Copy each line that holds "bright".

--- Information supplied ---

====

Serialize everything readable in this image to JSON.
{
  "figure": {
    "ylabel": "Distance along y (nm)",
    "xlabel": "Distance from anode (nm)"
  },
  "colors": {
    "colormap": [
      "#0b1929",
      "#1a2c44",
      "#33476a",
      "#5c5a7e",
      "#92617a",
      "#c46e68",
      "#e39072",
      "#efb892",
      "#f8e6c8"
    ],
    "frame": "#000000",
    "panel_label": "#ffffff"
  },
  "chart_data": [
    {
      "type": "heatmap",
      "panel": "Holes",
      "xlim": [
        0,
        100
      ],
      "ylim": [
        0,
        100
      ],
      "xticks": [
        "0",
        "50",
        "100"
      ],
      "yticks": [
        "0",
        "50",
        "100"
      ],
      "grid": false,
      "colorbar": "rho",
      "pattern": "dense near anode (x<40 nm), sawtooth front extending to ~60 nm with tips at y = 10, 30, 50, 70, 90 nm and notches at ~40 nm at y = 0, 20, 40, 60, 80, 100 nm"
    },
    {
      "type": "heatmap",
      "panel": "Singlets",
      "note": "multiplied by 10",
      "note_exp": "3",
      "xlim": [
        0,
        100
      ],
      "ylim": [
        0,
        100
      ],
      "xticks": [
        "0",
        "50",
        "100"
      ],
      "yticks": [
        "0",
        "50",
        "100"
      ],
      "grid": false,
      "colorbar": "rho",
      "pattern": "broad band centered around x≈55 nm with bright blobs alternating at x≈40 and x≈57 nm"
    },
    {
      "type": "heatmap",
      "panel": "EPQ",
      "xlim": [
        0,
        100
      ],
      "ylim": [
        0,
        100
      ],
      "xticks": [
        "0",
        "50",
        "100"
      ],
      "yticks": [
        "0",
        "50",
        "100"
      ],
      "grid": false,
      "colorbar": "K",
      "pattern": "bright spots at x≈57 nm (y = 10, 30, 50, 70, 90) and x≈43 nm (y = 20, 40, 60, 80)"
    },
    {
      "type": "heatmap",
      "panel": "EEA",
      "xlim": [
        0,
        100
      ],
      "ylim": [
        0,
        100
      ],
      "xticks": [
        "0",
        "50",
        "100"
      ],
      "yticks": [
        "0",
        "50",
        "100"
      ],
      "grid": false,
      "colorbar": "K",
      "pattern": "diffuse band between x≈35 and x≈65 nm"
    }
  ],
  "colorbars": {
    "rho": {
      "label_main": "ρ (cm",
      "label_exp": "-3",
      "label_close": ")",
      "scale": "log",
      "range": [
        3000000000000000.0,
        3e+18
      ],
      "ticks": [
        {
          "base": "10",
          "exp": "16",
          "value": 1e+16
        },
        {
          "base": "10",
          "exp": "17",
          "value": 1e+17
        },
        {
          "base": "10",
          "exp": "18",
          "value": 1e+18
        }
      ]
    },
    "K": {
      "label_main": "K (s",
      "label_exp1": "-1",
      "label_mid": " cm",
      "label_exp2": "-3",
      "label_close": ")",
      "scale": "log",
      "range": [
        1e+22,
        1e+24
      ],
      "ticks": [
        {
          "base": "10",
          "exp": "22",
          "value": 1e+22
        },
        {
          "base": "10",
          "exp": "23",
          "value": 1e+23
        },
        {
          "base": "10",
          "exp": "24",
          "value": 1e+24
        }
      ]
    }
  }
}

====

--- Reply ---
      "pattern": "broad band centered around x≈55 nm with bright blobs alternating at x≈40 and x≈57 nm"
      "pattern": "bright spots at x≈57 nm (y = 10, 30, 50, 70, 90) and x≈43 nm (y = 20, 40, 60, 80)"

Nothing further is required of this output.